** Problema breve 1 **
Responda con base en el pasaje sobre Pilato:
(a) ¿Después de qué dos hechos fue llevado Jesús de nuevo ante Pilato?
(b) ¿A qué lugar del palacio salió Pilato con Jesús?
(c) Según las palabras atribuidas a Pilato, ¿cuánto tiempo de vida le queda a Jesús?

** Pasaje dado **
::::::::
CAPÍTULO XI
Salió de nuevo Pilato fuera, y díjoles. Ved aquí al Hombre[1] Después de la flagelación y de la coronación de espinas, Jesús fue llevado de nuevo ante la presencia de Pilato, el cual, al verle tan llagado y desfigurado, creyó que con sólo presentarlo al pueblo se moverían los judíos a compasión. Salió, pues, a un balcón de palacio, llevando consigo a nuestro atormentado Salvador, y dijo: Ved aquí al Hombre. Como si dijera: Habitantes de Jerusalén, ya podéis daros por satisfechos con lo que ha padecido hasta ahora este inocente. Aquí tenéis el hombre; mirad a qué lamentable estado ha quedado reducido el que temíais que se proclamara vuestro rey. ¿Qué temor puede inspiraros cuando está ya para exhalar el postrer suspiro? Dejadle, pues, que se retire a su casa para que muera, ya que le quedan pocas horas de vida.
::::::::
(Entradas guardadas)
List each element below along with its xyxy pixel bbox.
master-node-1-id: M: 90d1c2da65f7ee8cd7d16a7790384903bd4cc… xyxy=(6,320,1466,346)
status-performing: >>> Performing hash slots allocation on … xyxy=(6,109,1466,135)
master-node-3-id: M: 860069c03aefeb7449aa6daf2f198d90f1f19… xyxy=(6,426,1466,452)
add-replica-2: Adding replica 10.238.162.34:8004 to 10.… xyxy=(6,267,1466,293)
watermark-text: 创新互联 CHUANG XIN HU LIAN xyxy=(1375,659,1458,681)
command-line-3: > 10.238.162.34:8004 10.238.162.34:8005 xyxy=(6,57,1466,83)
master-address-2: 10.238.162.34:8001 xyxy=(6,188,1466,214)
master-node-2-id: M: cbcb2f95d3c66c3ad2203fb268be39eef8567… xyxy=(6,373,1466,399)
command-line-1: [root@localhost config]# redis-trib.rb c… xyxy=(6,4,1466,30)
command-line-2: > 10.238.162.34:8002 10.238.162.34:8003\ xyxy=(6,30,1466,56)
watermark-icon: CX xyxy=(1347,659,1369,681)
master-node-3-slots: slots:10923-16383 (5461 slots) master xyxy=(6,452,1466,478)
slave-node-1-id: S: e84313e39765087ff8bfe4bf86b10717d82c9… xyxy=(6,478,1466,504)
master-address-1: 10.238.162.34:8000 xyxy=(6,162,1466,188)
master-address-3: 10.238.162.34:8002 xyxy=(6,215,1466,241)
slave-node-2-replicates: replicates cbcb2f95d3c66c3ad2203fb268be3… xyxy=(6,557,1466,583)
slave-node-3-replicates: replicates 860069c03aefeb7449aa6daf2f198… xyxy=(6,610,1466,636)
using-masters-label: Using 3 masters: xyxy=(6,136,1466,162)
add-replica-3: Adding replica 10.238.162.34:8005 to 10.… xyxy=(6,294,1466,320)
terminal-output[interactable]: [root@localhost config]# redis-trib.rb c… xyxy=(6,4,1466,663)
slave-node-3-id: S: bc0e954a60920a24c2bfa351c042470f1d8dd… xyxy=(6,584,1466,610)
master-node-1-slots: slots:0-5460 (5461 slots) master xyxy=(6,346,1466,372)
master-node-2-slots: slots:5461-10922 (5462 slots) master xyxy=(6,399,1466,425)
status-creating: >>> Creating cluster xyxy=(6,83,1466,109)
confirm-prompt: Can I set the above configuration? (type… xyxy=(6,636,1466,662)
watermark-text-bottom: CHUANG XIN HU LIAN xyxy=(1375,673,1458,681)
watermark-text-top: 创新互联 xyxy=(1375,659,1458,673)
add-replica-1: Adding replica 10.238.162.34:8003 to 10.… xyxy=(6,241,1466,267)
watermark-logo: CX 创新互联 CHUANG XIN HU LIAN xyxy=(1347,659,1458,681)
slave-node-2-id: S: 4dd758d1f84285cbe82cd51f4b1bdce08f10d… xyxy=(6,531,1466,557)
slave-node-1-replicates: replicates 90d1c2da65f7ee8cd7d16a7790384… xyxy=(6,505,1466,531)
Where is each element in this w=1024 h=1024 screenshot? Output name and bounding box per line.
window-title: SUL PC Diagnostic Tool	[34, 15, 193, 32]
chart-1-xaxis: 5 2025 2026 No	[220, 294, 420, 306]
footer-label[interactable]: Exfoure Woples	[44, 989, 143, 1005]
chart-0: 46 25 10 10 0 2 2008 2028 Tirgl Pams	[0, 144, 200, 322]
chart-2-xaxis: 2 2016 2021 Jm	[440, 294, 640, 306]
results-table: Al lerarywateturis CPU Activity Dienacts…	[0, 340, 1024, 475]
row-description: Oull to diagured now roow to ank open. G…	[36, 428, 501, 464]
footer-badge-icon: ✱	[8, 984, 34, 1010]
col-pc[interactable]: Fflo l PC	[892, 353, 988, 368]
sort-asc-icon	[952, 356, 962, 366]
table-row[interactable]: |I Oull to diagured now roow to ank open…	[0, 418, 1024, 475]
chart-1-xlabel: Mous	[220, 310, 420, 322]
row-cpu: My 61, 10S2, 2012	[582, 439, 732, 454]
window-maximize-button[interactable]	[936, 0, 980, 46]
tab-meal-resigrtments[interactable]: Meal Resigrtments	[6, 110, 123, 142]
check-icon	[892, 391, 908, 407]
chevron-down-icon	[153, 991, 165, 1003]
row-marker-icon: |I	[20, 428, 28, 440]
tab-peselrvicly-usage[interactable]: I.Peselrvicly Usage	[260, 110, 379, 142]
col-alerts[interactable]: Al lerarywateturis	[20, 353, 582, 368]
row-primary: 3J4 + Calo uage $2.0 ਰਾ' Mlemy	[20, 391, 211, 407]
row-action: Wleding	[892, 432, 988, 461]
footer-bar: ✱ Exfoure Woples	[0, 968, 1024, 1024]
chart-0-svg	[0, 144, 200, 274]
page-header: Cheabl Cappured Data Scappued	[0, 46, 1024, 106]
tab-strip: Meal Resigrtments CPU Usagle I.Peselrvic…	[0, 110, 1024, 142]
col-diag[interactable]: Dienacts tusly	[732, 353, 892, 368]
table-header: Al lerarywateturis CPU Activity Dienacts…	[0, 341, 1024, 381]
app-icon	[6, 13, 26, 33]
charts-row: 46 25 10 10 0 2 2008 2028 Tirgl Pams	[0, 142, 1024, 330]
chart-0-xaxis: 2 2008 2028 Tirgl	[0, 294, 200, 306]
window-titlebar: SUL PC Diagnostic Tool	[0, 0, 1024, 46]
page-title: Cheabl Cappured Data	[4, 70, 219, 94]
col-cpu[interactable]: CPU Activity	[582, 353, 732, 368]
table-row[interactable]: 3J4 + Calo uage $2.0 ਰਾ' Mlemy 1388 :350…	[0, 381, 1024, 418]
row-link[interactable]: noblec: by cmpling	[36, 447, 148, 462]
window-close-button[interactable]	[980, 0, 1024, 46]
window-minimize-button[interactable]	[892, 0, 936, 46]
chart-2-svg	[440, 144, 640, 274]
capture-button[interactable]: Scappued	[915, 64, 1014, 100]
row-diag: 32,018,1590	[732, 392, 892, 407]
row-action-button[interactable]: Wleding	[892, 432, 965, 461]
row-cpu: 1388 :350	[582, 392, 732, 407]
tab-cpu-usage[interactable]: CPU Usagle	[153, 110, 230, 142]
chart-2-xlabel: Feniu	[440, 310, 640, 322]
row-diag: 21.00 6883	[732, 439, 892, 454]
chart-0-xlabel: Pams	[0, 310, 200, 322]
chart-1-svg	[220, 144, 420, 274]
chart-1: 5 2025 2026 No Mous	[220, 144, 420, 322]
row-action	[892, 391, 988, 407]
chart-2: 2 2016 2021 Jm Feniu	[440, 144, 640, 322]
::::::::
** Problema breve 2 **
Convierta en una tabla Markdown las filas de las entradas guardadas desde la primera hasta la que contiene "master-node-2-slots: slots:5461-10922 (5462", ambas incluidas, con las columnas "Número" y "Línea", y omita las líneas en blanco.

** Respuesta final 1 **
(a) Después de la flagelación y de la coronación de espinas.
(b) A un balcón de palacio.
(c) Pocas horas.

** Respuesta final 2 **
| Número | Línea |
|---|---|
| 1 | List each element below along with its xyxy pixel bbox. |
| 2 | master-node-1-id: M: 90d1c2da65f7ee8cd7d16a7790384903bd4cc… xyxy=(6,320,1466,346) |
| 3 | status-performing: >>> Performing hash slots allocation on … xyxy=(6,109,1466,135) |
| 4 | master-node-3-id: M: 860069c03aefeb7449aa6daf2f198d90f1f19… xyxy=(6,426,1466,452) |
| 5 | add-replica-2: Adding replica 10.238.162.34:8004 to 10.… xyxy=(6,267,1466,293) |
| 6 | watermark-text: 创新互联 CHUANG XIN HU LIAN xyxy=(1375,659,1458,681) |
| 7 | command-line-3: > 10.238.162.34:8004 10.238.162.34:8005 xyxy=(6,57,1466,83) |
| 8 | master-address-2: 10.238.162.34:8001 xyxy=(6,188,1466,214) |
| 9 | master-node-2-id: M: cbcb2f95d3c66c3ad2203fb268be39eef8567… xyxy=(6,373,1466,399) |
| 10 | command-line-1: [root@localhost config]# redis-trib.rb c… xyxy=(6,4,1466,30) |
| 11 | command-line-2: > 10.238.162.34:8002 10.238.162.34:8003\ xyxy=(6,30,1466,56) |
| 12 | watermark-icon: CX xyxy=(1347,659,1369,681) |
| 13 | master-node-3-slots: slots:10923-16383 (5461 slots) master xyxy=(6,452,1466,478) |
| 14 | slave-node-1-id: S: e84313e39765087ff8bfe4bf86b10717d82c9… xyxy=(6,478,1466,504) |
| 15 | master-address-1: 10.238.162.34:8000 xyxy=(6,162,1466,188) |
| 16 | master-address-3: 10.238.162.34:8002 xyxy=(6,215,1466,241) |
| 17 | slave-node-2-replicates: replicates cbcb2f95d3c66c3ad2203fb268be3… xyxy=(6,557,1466,583) |
| 18 | slave-node-3-replicates: replicates 860069c03aefeb7449aa6daf2f198… xyxy=(6,610,1466,636) |
| 19 | using-masters-label: Using 3 masters: xyxy=(6,136,1466,162) |
| 20 | add-replica-3: Adding replica 10.238.162.34:8005 to 10.… xyxy=(6,294,1466,320) |
| 21 | terminal-output[interactable]: [root@localhost config]# redis-trib.rb c… xyxy=(6,4,1466,663) |
| 22 | slave-node-3-id: S: bc0e954a60920a24c2bfa351c042470f1d8dd… xyxy=(6,584,1466,610) |
| 23 | master-node-1-slots: slots:0-5460 (5461 slots) master xyxy=(6,346,1466,372) |
| 24 | master-node-2-slots: slots:5461-10922 (5462 slots) master xyxy=(6,399,1466,425) |